== WRITTEN INSTRUCTION ==
For the copy, please give all of the data again exactly and leave the pictures out.

== MATERIAL ==

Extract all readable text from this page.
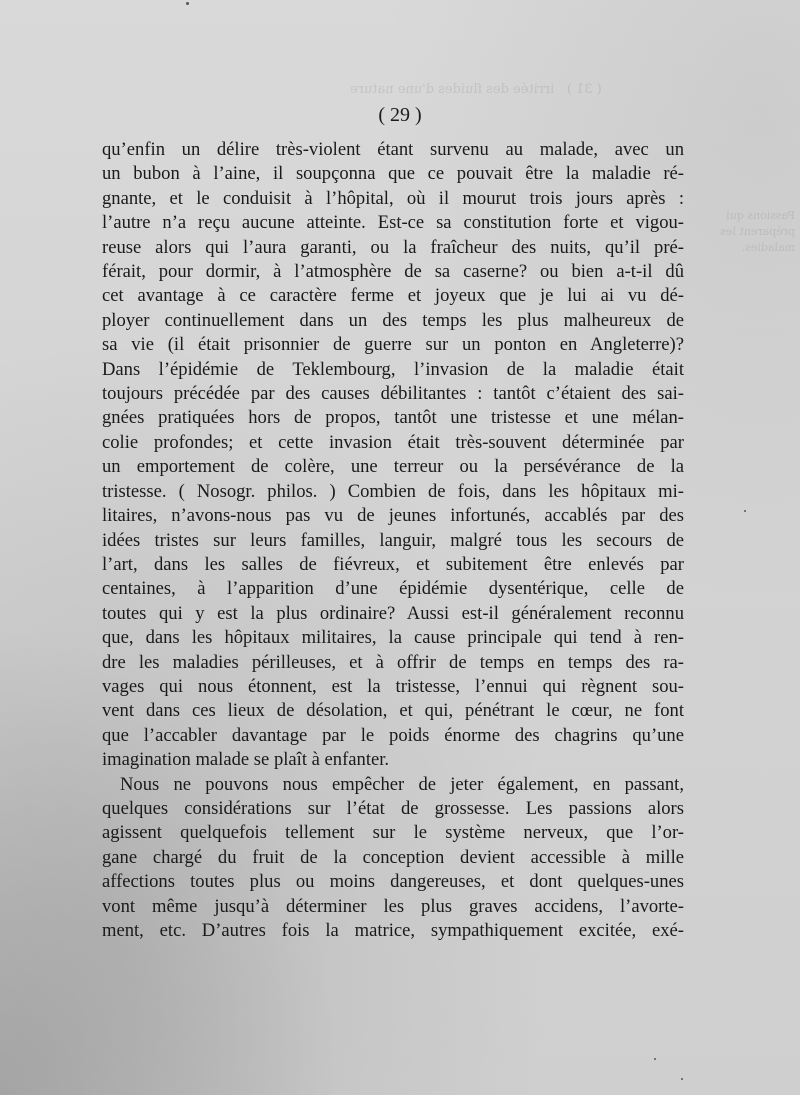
( 31 )   irritée des fluides d'une nature
Passions qui préparent les maladies.
( 29 )
qu’enfin un délire très-violent étant survenu au malade, avec un
un bubon à l’aine, il soupçonna que ce pouvait être la maladie ré-
gnante, et le conduisit à l’hôpital, où il mourut trois jours après :
l’autre n’a reçu aucune atteinte. Est-ce sa constitution forte et vigou-
reuse alors qui l’aura garanti, ou la fraîcheur des nuits, qu’il pré-
férait, pour dormir, à l’atmosphère de sa caserne? ou bien a-t-il dû
cet avantage à ce caractère ferme et joyeux que je lui ai vu dé-
ployer continuellement dans un des temps les plus malheureux de
sa vie (il était prisonnier de guerre sur un ponton en Angleterre)?
Dans l’épidémie de Teklembourg, l’invasion de la maladie était
toujours précédée par des causes débilitantes : tantôt c’étaient des sai-
gnées pratiquées hors de propos, tantôt une tristesse et une mélan-
colie profondes; et cette invasion était très-souvent déterminée par
un emportement de colère, une terreur ou la persévérance de la
tristesse. ( Nosogr. philos. ) Combien de fois, dans les hôpitaux mi-
litaires, n’avons-nous pas vu de jeunes infortunés, accablés par des
idées tristes sur leurs familles, languir, malgré tous les secours de
l’art, dans les salles de fiévreux, et subitement être enlevés par
centaines, à l’apparition d’une épidémie dysentérique, celle de
toutes qui y est la plus ordinaire? Aussi est-il généralement reconnu
que, dans les hôpitaux militaires, la cause principale qui tend à ren-
dre les maladies périlleuses, et à offrir de temps en temps des ra-
vages qui nous étonnent, est la tristesse, l’ennui qui règnent sou-
vent dans ces lieux de désolation, et qui, pénétrant le cœur, ne font
que l’accabler davantage par le poids énorme des chagrins qu’une
imagination malade se plaît à enfanter.
Nous ne pouvons nous empêcher de jeter également, en passant,
quelques considérations sur l’état de grossesse. Les passions alors
agissent quelquefois tellement sur le système nerveux, que l’or-
gane chargé du fruit de la conception devient accessible à mille
affections toutes plus ou moins dangereuses, et dont quelques-unes
vont même jusqu’à déterminer les plus graves accidens, l’avorte-
ment, etc. D’autres fois la matrice, sympathiquement excitée, exé-
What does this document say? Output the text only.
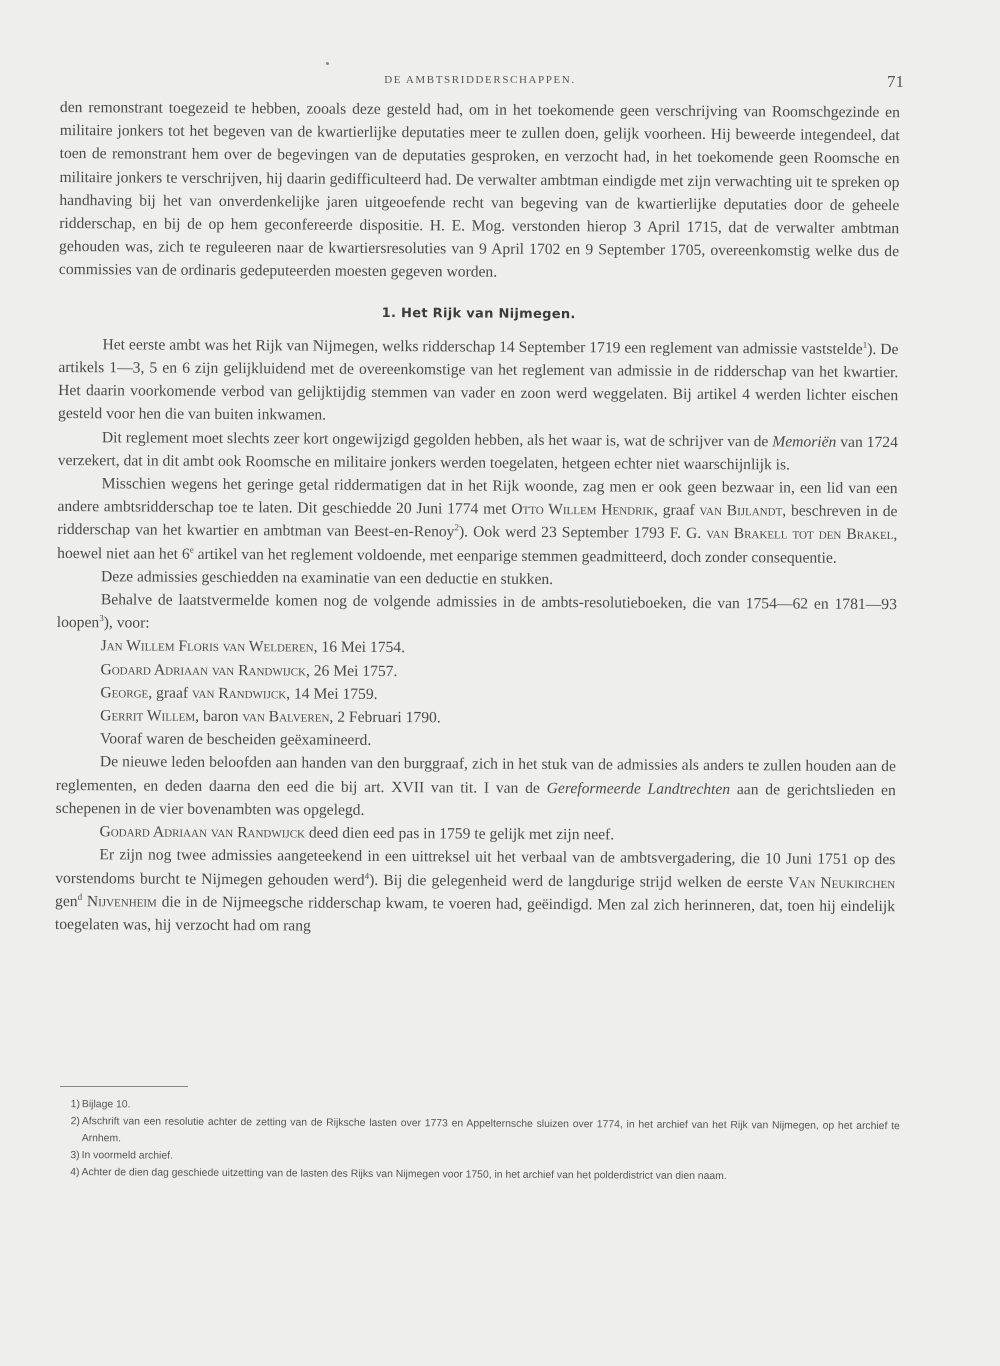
DE AMBTSRIDDERSCHAPPEN.	71

den remonstrant toegezeid te hebben, zooals deze gesteld had, om in het toekomende geen verschrijving van Roomschgezinde en militaire jonkers tot het begeven van de kwartierlijke deputaties meer te zullen doen, gelijk voorheen. Hij beweerde integendeel, dat toen de remonstrant hem over de begevingen van de deputaties gesproken, en verzocht had, in het toekomende geen Roomsche en militaire jonkers te verschrijven, hij daarin gedifficulteerd had. De verwalter ambtman eindigde met zijn verwachting uit te spreken op handhaving bij het van onverdenkelijke jaren uitgeoefende recht van begeving van de kwartierlijke deputaties door de geheele ridderschap, en bij de op hem geconfereerde dispositie. H. E. Mog. verstonden hierop 3 April 1715, dat de verwalter ambtman gehouden was, zich te reguleeren naar de kwartiersresoluties van 9 April 1702 en 9 September 1705, overeenkomstig welke dus de commissies van de ordinaris gedeputeerden moesten gegeven worden.

1. Het Rijk van Nijmegen.

Het eerste ambt was het Rijk van Nijmegen, welks ridderschap 14 September 1719 een reglement van admissie vaststelde$^1$). De artikels 1—3, 5 en 6 zijn gelijkluidend met de overeenkomstige van het reglement van admissie in de ridderschap van het kwartier. Het daarin voorkomende verbod van gelijktijdig stemmen van vader en zoon werd weggelaten. Bij artikel 4 werden lichter eischen gesteld voor hen die van buiten inkwamen.

Dit reglement moet slechts zeer kort ongewijzigd gegolden hebben, als het waar is, wat de schrijver van de Memoriën van 1724 verzekert, dat in dit ambt ook Roomsche en militaire jonkers werden toegelaten, hetgeen echter niet waarschijnlijk is.

Misschien wegens het geringe getal riddermatigen dat in het Rijk woonde, zag men er ook geen bezwaar in, een lid van een andere ambtsridderschap toe te laten. Dit geschiedde 20 Juni 1774 met Otto Willem Hendrik, graaf van Bijlandt, beschreven in de ridderschap van het kwartier en ambtman van Beest-en-Renoy$^2$). Ook werd 23 September 1793 F. G. van Brakell tot den Brakel, hoewel niet aan het 6e artikel van het reglement voldoende, met eenparige stemmen geadmitteerd, doch zonder consequentie.

Deze admissies geschiedden na examinatie van een deductie en stukken.

Behalve de laatstvermelde komen nog de volgende admissies in de ambts-resolutieboeken, die van 1754—62 en 1781—93 loopen$^3$), voor:

Jan Willem Floris van Welderen, 16 Mei 1754.

Godard Adriaan van Randwijck, 26 Mei 1757.

George, graaf van Randwijck, 14 Mei 1759.

Gerrit Willem, baron van Balveren, 2 Februari 1790.

Vooraf waren de bescheiden geëxamineerd.

De nieuwe leden beloofden aan handen van den burggraaf, zich in het stuk van de admissies als anders te zullen houden aan de reglementen, en deden daarna den eed die bij art. XVII van tit. I van de Gereformeerde Landtrechten aan de gerichtslieden en schepenen in de vier bovenambten was opgelegd.

Godard Adriaan van Randwijck deed dien eed pas in 1759 te gelijk met zijn neef.

Er zijn nog twee admissies aangeteekend in een uittreksel uit het verbaal van de ambtsvergadering, die 10 Juni 1751 op des vorstendoms burcht te Nijmegen gehouden werd$^4$). Bij die gelegenheid werd de langdurige strijd welken de eerste Van Neukirchen gen$^d$ Nijvenheim die in de Nijmeegsche ridderschap kwam, te voeren had, geëindigd. Men zal zich herinneren, dat, toen hij eindelijk toegelaten was, hij verzocht had om rang

1) Bijlage 10.

2) Afschrift van een resolutie achter de zetting van de Rijksche lasten over 1773 en Appelternsche sluizen over 1774, in het archief van het Rijk van Nijmegen, op het archief te Arnhem.

3) In voormeld archief.

4) Achter de dien dag geschiede uitzetting van de lasten des Rijks van Nijmegen voor 1750, in het archief van het polderdistrict van dien naam.
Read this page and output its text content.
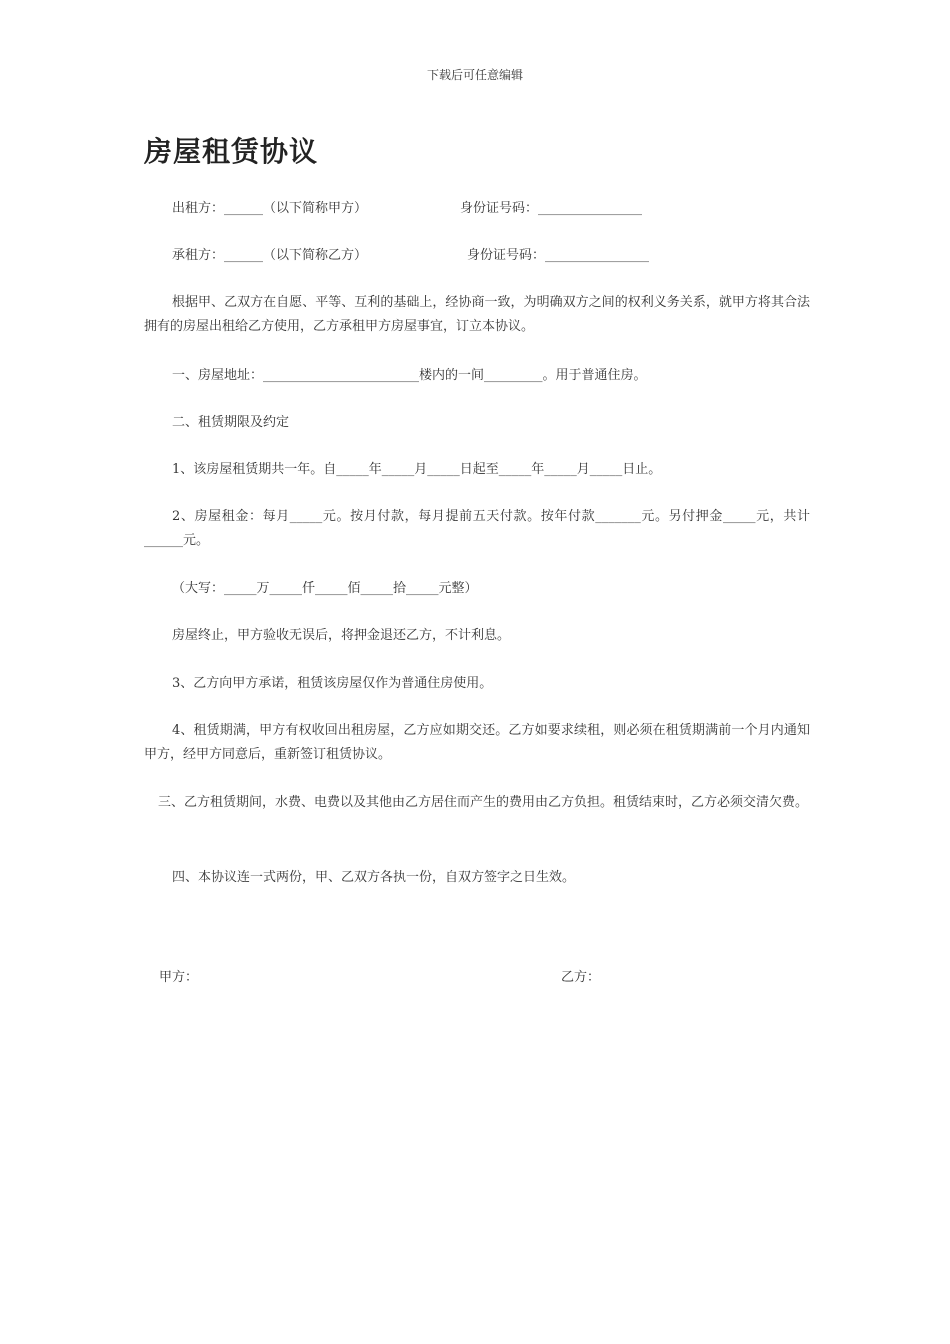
下载后可任意编辑
房屋租赁协议
出租方：______（以下简称甲方）	身份证号码：________________
承租方：______（以下简称乙方）	身份证号码：________________
根据甲、乙双方在自愿、平等、互利的基础上，经协商一致，为明确双方之间的权利义务关系，就甲方将其合法拥有的房屋出租给乙方使用，乙方承租甲方房屋事宜，订立本协议。
一、房屋地址：________________________楼内的一间_________。用于普通住房。
二、租赁期限及约定
1、该房屋租赁期共一年。自_____年_____月_____日起至_____年_____月_____日止。
2、房屋租金：每月_____元。按月付款，每月提前五天付款。按年付款_______元。另付押金_____元，共计______元。
（大写：_____万_____仟_____佰_____拾_____元整）
房屋终止，甲方验收无误后，将押金退还乙方，不计利息。
3、乙方向甲方承诺，租赁该房屋仅作为普通住房使用。
4、租赁期满，甲方有权收回出租房屋，乙方应如期交还。乙方如要求续租，则必须在租赁期满前一个月内通知甲方，经甲方同意后，重新签订租赁协议。
三、乙方租赁期间，水费、电费以及其他由乙方居住而产生的费用由乙方负担。租赁结束时，乙方必须交清欠费。
四、本协议连一式两份，甲、乙双方各执一份，自双方签字之日生效。
甲方：	乙方：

===

== CORRECT ANSWER ==
Extract all readable text from this page.
( 31 )   irritée des fluides d'une nature
Passions qui préparent les maladies.
( 29 )
qu’enfin un délire très-violent étant survenu au malade, avec un
un bubon à l’aine, il soupçonna que ce pouvait être la maladie ré-
gnante, et le conduisit à l’hôpital, où il mourut trois jours après :
l’autre n’a reçu aucune atteinte. Est-ce sa constitution forte et vigou-
reuse alors qui l’aura garanti, ou la fraîcheur des nuits, qu’il pré-
férait, pour dormir, à l’atmosphère de sa caserne? ou bien a-t-il dû
cet avantage à ce caractère ferme et joyeux que je lui ai vu dé-
ployer continuellement dans un des temps les plus malheureux de
sa vie (il était prisonnier de guerre sur un ponton en Angleterre)?
Dans l’épidémie de Teklembourg, l’invasion de la maladie était
toujours précédée par des causes débilitantes : tantôt c’étaient des sai-
gnées pratiquées hors de propos, tantôt une tristesse et une mélan-
colie profondes; et cette invasion était très-souvent déterminée par
un emportement de colère, une terreur ou la persévérance de la
tristesse. ( Nosogr. philos. ) Combien de fois, dans les hôpitaux mi-
litaires, n’avons-nous pas vu de jeunes infortunés, accablés par des
idées tristes sur leurs familles, languir, malgré tous les secours de
l’art, dans les salles de fiévreux, et subitement être enlevés par
centaines, à l’apparition d’une épidémie dysentérique, celle de
toutes qui y est la plus ordinaire? Aussi est-il généralement reconnu
que, dans les hôpitaux militaires, la cause principale qui tend à ren-
dre les maladies périlleuses, et à offrir de temps en temps des ra-
vages qui nous étonnent, est la tristesse, l’ennui qui règnent sou-
vent dans ces lieux de désolation, et qui, pénétrant le cœur, ne font
que l’accabler davantage par le poids énorme des chagrins qu’une
imagination malade se plaît à enfanter.
Nous ne pouvons nous empêcher de jeter également, en passant,
quelques considérations sur l’état de grossesse. Les passions alors
agissent quelquefois tellement sur le système nerveux, que l’or-
gane chargé du fruit de la conception devient accessible à mille
affections toutes plus ou moins dangereuses, et dont quelques-unes
vont même jusqu’à déterminer les plus graves accidens, l’avorte-
ment, etc. D’autres fois la matrice, sympathiquement excitée, exé-
What does this document say? Output the text only.
DE AMBTSRIDDERSCHAPPEN.	71

den remonstrant toegezeid te hebben, zooals deze gesteld had, om in het toekomende geen verschrijving van Roomschgezinde en militaire jonkers tot het begeven van de kwartierlijke deputaties meer te zullen doen, gelijk voorheen. Hij beweerde integendeel, dat toen de remonstrant hem over de begevingen van de deputaties gesproken, en verzocht had, in het toekomende geen Roomsche en militaire jonkers te verschrijven, hij daarin gedifficulteerd had. De verwalter ambtman eindigde met zijn verwachting uit te spreken op handhaving bij het van onverdenkelijke jaren uitgeoefende recht van begeving van de kwartierlijke deputaties door de geheele ridderschap, en bij de op hem geconfereerde dispositie. H. E. Mog. verstonden hierop 3 April 1715, dat de verwalter ambtman gehouden was, zich te reguleeren naar de kwartiersresoluties van 9 April 1702 en 9 September 1705, overeenkomstig welke dus de commissies van de ordinaris gedeputeerden moesten gegeven worden.

1. Het Rijk van Nijmegen.

Het eerste ambt was het Rijk van Nijmegen, welks ridderschap 14 September 1719 een reglement van admissie vaststelde$^1$). De artikels 1—3, 5 en 6 zijn gelijkluidend met de overeenkomstige van het reglement van admissie in de ridderschap van het kwartier. Het daarin voorkomende verbod van gelijktijdig stemmen van vader en zoon werd weggelaten. Bij artikel 4 werden lichter eischen gesteld voor hen die van buiten inkwamen.

Dit reglement moet slechts zeer kort ongewijzigd gegolden hebben, als het waar is, wat de schrijver van de Memoriën van 1724 verzekert, dat in dit ambt ook Roomsche en militaire jonkers werden toegelaten, hetgeen echter niet waarschijnlijk is.

Misschien wegens het geringe getal riddermatigen dat in het Rijk woonde, zag men er ook geen bezwaar in, een lid van een andere ambtsridderschap toe te laten. Dit geschiedde 20 Juni 1774 met Otto Willem Hendrik, graaf van Bijlandt, beschreven in de ridderschap van het kwartier en ambtman van Beest-en-Renoy$^2$). Ook werd 23 September 1793 F. G. van Brakell tot den Brakel, hoewel niet aan het 6e artikel van het reglement voldoende, met eenparige stemmen geadmitteerd, doch zonder consequentie.

Deze admissies geschiedden na examinatie van een deductie en stukken.

Behalve de laatstvermelde komen nog de volgende admissies in de ambts-resolutieboeken, die van 1754—62 en 1781—93 loopen$^3$), voor:

Jan Willem Floris van Welderen, 16 Mei 1754.

Godard Adriaan van Randwijck, 26 Mei 1757.

George, graaf van Randwijck, 14 Mei 1759.

Gerrit Willem, baron van Balveren, 2 Februari 1790.

Vooraf waren de bescheiden geëxamineerd.

De nieuwe leden beloofden aan handen van den burggraaf, zich in het stuk van de admissies als anders te zullen houden aan de reglementen, en deden daarna den eed die bij art. XVII van tit. I van de Gereformeerde Landtrechten aan de gerichtslieden en schepenen in de vier bovenambten was opgelegd.

Godard Adriaan van Randwijck deed dien eed pas in 1759 te gelijk met zijn neef.

Er zijn nog twee admissies aangeteekend in een uittreksel uit het verbaal van de ambtsvergadering, die 10 Juni 1751 op des vorstendoms burcht te Nijmegen gehouden werd$^4$). Bij die gelegenheid werd de langdurige strijd welken de eerste Van Neukirchen gen$^d$ Nijvenheim die in de Nijmeegsche ridderschap kwam, te voeren had, geëindigd. Men zal zich herinneren, dat, toen hij eindelijk toegelaten was, hij verzocht had om rang

1) Bijlage 10.

2) Afschrift van een resolutie achter de zetting van de Rijksche lasten over 1773 en Appelternsche sluizen over 1774, in het archief van het Rijk van Nijmegen, op het archief te Arnhem.

3) In voormeld archief.

4) Achter de dien dag geschiede uitzetting van de lasten des Rijks van Nijmegen voor 1750, in het archief van het polderdistrict van dien naam.
Read this page and output its text content.
下载后可任意编辑
房屋租赁协议
出租方：______（以下简称甲方）	身份证号码：________________
承租方：______（以下简称乙方）	身份证号码：________________
根据甲、乙双方在自愿、平等、互利的基础上，经协商一致，为明确双方之间的权利义务关系，就甲方将其合法拥有的房屋出租给乙方使用，乙方承租甲方房屋事宜，订立本协议。
一、房屋地址：________________________楼内的一间_________。用于普通住房。
二、租赁期限及约定
1、该房屋租赁期共一年。自_____年_____月_____日起至_____年_____月_____日止。
2、房屋租金：每月_____元。按月付款，每月提前五天付款。按年付款_______元。另付押金_____元，共计______元。
（大写：_____万_____仟_____佰_____拾_____元整）
房屋终止，甲方验收无误后，将押金退还乙方，不计利息。
3、乙方向甲方承诺，租赁该房屋仅作为普通住房使用。
4、租赁期满，甲方有权收回出租房屋，乙方应如期交还。乙方如要求续租，则必须在租赁期满前一个月内通知甲方，经甲方同意后，重新签订租赁协议。
三、乙方租赁期间，水费、电费以及其他由乙方居住而产生的费用由乙方负担。租赁结束时，乙方必须交清欠费。
四、本协议连一式两份，甲、乙双方各执一份，自双方签字之日生效。
甲方：	乙方：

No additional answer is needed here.